▶ [Given records]:
◆ ◆ ◆ ◆ ◆ ◆ ◆

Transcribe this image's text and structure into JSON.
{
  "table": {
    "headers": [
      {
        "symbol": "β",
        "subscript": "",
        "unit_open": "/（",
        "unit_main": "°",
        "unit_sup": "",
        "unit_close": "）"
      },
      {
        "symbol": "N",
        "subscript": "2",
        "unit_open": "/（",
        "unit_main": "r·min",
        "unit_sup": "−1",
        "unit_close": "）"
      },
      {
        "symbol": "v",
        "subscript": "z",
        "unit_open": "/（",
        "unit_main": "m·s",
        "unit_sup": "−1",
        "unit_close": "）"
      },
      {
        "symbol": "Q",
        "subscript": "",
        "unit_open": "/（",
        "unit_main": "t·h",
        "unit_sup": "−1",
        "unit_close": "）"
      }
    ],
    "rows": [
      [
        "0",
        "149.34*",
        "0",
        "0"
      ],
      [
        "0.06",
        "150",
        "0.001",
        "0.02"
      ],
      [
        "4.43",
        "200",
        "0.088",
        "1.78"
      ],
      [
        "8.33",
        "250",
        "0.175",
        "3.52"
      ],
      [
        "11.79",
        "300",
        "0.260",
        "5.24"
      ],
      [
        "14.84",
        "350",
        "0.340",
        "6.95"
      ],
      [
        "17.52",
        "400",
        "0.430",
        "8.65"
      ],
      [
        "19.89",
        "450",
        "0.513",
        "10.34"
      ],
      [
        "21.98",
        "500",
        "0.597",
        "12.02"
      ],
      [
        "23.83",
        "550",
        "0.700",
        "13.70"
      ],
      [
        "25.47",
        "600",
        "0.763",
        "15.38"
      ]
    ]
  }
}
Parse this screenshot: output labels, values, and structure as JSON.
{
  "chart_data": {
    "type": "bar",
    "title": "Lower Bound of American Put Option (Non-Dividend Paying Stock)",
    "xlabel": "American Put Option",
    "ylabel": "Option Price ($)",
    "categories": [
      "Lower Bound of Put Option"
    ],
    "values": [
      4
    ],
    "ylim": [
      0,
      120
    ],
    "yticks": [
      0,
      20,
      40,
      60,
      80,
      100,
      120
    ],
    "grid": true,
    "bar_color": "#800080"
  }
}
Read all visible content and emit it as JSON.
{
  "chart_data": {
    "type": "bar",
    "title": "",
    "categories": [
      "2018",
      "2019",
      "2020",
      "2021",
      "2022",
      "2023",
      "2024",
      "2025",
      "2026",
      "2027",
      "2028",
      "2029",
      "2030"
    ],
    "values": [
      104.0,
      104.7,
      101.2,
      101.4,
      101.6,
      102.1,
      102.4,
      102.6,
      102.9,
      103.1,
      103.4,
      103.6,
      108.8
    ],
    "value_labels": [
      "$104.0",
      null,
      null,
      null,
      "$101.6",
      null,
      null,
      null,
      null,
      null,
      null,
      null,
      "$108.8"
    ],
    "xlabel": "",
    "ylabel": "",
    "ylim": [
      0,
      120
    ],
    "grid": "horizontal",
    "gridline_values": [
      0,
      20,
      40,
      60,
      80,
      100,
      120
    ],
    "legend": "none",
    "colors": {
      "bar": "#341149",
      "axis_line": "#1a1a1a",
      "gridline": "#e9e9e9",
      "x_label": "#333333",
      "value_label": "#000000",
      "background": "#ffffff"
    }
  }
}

◆ ◆ ◆ ◆ ◆ ◆ ◆

▶ [The request]: From the records above, extract everything verbatim.

▶ [Result for this exercise]:
Transcribe this image's text and structure into JSON.
{
  "table": {
    "headers": [
      {
        "symbol": "β",
        "subscript": "",
        "unit_open": "/（",
        "unit_main": "°",
        "unit_sup": "",
        "unit_close": "）"
      },
      {
        "symbol": "N",
        "subscript": "2",
        "unit_open": "/（",
        "unit_main": "r·min",
        "unit_sup": "−1",
        "unit_close": "）"
      },
      {
        "symbol": "v",
        "subscript": "z",
        "unit_open": "/（",
        "unit_main": "m·s",
        "unit_sup": "−1",
        "unit_close": "）"
      },
      {
        "symbol": "Q",
        "subscript": "",
        "unit_open": "/（",
        "unit_main": "t·h",
        "unit_sup": "−1",
        "unit_close": "）"
      }
    ],
    "rows": [
      [
        "0",
        "149.34*",
        "0",
        "0"
      ],
      [
        "0.06",
        "150",
        "0.001",
        "0.02"
      ],
      [
        "4.43",
        "200",
        "0.088",
        "1.78"
      ],
      [
        "8.33",
        "250",
        "0.175",
        "3.52"
      ],
      [
        "11.79",
        "300",
        "0.260",
        "5.24"
      ],
      [
        "14.84",
        "350",
        "0.340",
        "6.95"
      ],
      [
        "17.52",
        "400",
        "0.430",
        "8.65"
      ],
      [
        "19.89",
        "450",
        "0.513",
        "10.34"
      ],
      [
        "21.98",
        "500",
        "0.597",
        "12.02"
      ],
      [
        "23.83",
        "550",
        "0.700",
        "13.70"
      ],
      [
        "25.47",
        "600",
        "0.763",
        "15.38"
      ]
    ]
  }
}
Parse this screenshot: output labels, values, and structure as JSON.
{
  "chart_data": {
    "type": "bar",
    "title": "Lower Bound of American Put Option (Non-Dividend Paying Stock)",
    "xlabel": "American Put Option",
    "ylabel": "Option Price ($)",
    "categories": [
      "Lower Bound of Put Option"
    ],
    "values": [
      4
    ],
    "ylim": [
      0,
      120
    ],
    "yticks": [
      0,
      20,
      40,
      60,
      80,
      100,
      120
    ],
    "grid": true,
    "bar_color": "#800080"
  }
}
Read all visible content and emit it as JSON.
{
  "chart_data": {
    "type": "bar",
    "title": "",
    "categories": [
      "2018",
      "2019",
      "2020",
      "2021",
      "2022",
      "2023",
      "2024",
      "2025",
      "2026",
      "2027",
      "2028",
      "2029",
      "2030"
    ],
    "values": [
      104.0,
      104.7,
      101.2,
      101.4,
      101.6,
      102.1,
      102.4,
      102.6,
      102.9,
      103.1,
      103.4,
      103.6,
      108.8
    ],
    "value_labels": [
      "$104.0",
      null,
      null,
      null,
      "$101.6",
      null,
      null,
      null,
      null,
      null,
      null,
      null,
      "$108.8"
    ],
    "xlabel": "",
    "ylabel": "",
    "ylim": [
      0,
      120
    ],
    "grid": "horizontal",
    "gridline_values": [
      0,
      20,
      40,
      60,
      80,
      100,
      120
    ],
    "legend": "none",
    "colors": {
      "bar": "#341149",
      "axis_line": "#1a1a1a",
      "gridline": "#e9e9e9",
      "x_label": "#333333",
      "value_label": "#000000",
      "background": "#ffffff"
    }
  }
}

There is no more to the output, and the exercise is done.